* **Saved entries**
· · · · · · ·
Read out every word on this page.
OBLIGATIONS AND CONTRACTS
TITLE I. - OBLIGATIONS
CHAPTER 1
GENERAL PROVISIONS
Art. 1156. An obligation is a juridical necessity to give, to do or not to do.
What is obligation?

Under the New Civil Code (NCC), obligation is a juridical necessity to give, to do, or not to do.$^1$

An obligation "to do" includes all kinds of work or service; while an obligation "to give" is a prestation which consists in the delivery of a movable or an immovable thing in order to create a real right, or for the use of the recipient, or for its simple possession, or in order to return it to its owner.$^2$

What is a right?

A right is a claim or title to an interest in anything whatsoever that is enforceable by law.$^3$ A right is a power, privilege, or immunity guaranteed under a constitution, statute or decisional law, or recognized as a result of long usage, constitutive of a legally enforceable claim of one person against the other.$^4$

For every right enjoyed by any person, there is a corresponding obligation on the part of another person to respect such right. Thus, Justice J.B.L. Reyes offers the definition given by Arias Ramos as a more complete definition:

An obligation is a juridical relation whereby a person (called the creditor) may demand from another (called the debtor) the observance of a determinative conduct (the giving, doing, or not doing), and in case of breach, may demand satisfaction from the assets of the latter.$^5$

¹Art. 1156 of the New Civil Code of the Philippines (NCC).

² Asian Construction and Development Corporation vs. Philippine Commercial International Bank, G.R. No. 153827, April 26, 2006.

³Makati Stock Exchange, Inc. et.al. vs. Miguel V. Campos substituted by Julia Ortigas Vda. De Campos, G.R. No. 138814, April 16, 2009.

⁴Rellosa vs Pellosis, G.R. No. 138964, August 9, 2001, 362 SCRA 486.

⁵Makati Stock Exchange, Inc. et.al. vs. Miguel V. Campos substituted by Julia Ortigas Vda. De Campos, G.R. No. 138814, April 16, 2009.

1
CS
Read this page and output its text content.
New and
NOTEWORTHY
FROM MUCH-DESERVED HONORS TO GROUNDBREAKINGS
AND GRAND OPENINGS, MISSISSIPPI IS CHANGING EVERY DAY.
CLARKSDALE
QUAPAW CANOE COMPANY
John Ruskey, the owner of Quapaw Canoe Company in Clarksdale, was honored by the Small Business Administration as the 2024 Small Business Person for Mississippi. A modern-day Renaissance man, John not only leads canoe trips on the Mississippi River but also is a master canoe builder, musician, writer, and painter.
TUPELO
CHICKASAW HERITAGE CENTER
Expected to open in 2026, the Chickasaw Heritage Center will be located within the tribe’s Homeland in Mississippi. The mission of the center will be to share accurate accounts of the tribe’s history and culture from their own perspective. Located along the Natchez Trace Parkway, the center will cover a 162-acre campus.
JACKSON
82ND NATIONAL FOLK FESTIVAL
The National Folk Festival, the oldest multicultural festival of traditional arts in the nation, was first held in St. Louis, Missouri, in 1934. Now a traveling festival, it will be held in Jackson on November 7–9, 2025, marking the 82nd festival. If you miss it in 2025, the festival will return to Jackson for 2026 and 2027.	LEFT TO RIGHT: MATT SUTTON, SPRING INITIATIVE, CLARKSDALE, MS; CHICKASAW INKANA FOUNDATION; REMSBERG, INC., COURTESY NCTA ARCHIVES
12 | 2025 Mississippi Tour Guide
· · · · · · ·
* **Task instructions**
Copy every line of the listing that contains the word "another".

* **Result of the task**
For every right enjoyed by any person, there is a corresponding obligation on the part of another person to respect such right. Thus, Justice J.B.L. Reyes offers the definition given by Arias Ramos as a more complete definition:
An obligation is a juridical relation whereby a person (called the creditor) may demand from another (called the debtor) the observance of a determinative conduct (the giving, doing, or not doing), and in case of breach, may demand satisfaction from the assets of the latter.$^5$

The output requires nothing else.